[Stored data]
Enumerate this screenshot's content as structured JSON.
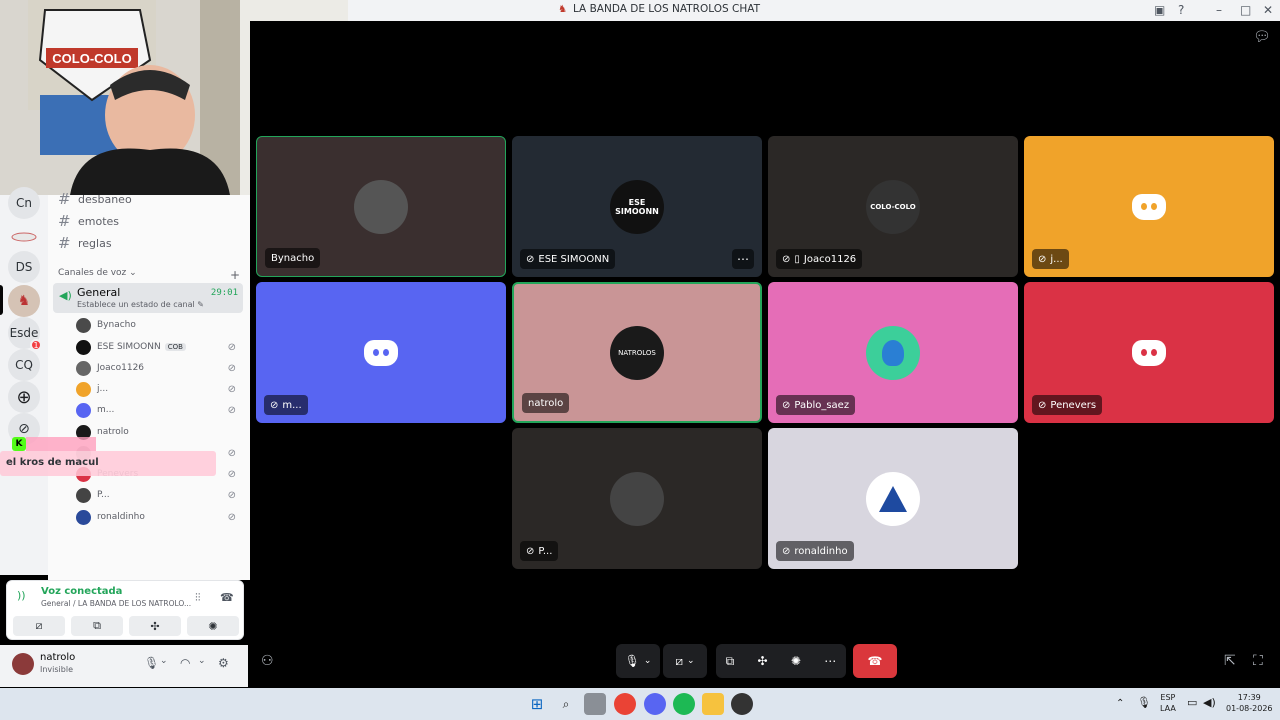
{
  "window": {
    "title": "LA BANDA DE LOS NATROLOS CHAT"
  },
  "servers": [
    "Cn",
    "DS",
    "Esde",
    "CQ"
  ],
  "server_badge": "1",
  "text_channels": [
    "desbaneo",
    "emotes",
    "reglas"
  ],
  "voice_category": "Canales de voz",
  "active_voice": {
    "name": "General",
    "status": "Establece un estado de canal",
    "timer": "29:01"
  },
  "voice_users": [
    {
      "name": "Bynacho"
    },
    {
      "name": "ESE SIMOONN",
      "tag": "COB"
    },
    {
      "name": "Joaco1126"
    },
    {
      "name": "j..."
    },
    {
      "name": "m..."
    },
    {
      "name": "natrolo"
    },
    {
      "name": "Penevers"
    },
    {
      "name": "P..."
    },
    {
      "name": "ronaldinho"
    }
  ],
  "overlay_text": "el kros de macul",
  "voice_panel": {
    "title": "Voz conectada",
    "subtitle": "General / LA BANDA DE LOS NATROLO..."
  },
  "user_panel": {
    "name": "natrolo",
    "status": "Invisible"
  },
  "webcam_text": "COLO-COLO",
  "tiles": [
    {
      "name": "Bynacho",
      "bg": "#3a2f2f",
      "avatar": "#555"
    },
    {
      "name": "ESE SIMOONN",
      "bg": "#232a33",
      "avatar": "#111"
    },
    {
      "name": "Joaco1126",
      "bg": "#2b2826",
      "avatar": "#333"
    },
    {
      "name": "j...",
      "bg": "#f0a32a",
      "avatar": "discord"
    },
    {
      "name": "m...",
      "bg": "#5865f2",
      "avatar": "discord"
    },
    {
      "name": "natrolo",
      "bg": "#c99596",
      "avatar": "#1a1a1a"
    },
    {
      "name": "Pablo_saez",
      "bg": "#e56db7",
      "avatar": "#3ccf9a"
    },
    {
      "name": "Penevers",
      "bg": "#da3245",
      "avatar": "discord"
    },
    {
      "name": "P...",
      "bg": "#2b2826",
      "avatar": "#444"
    },
    {
      "name": "ronaldinho",
      "bg": "#d8d6df",
      "avatar": "#fff"
    }
  ],
  "tray": {
    "lang": "ESP",
    "layout": "LAA",
    "time": "17:39",
    "date": "01-08-2026"
  }
}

#### Set problem:
Copy all lines of the material above where the string "General" occurs.

#### Correct output:
    "name": "General",
    "subtitle": "General / LA BANDA DE LOS NATROLO..."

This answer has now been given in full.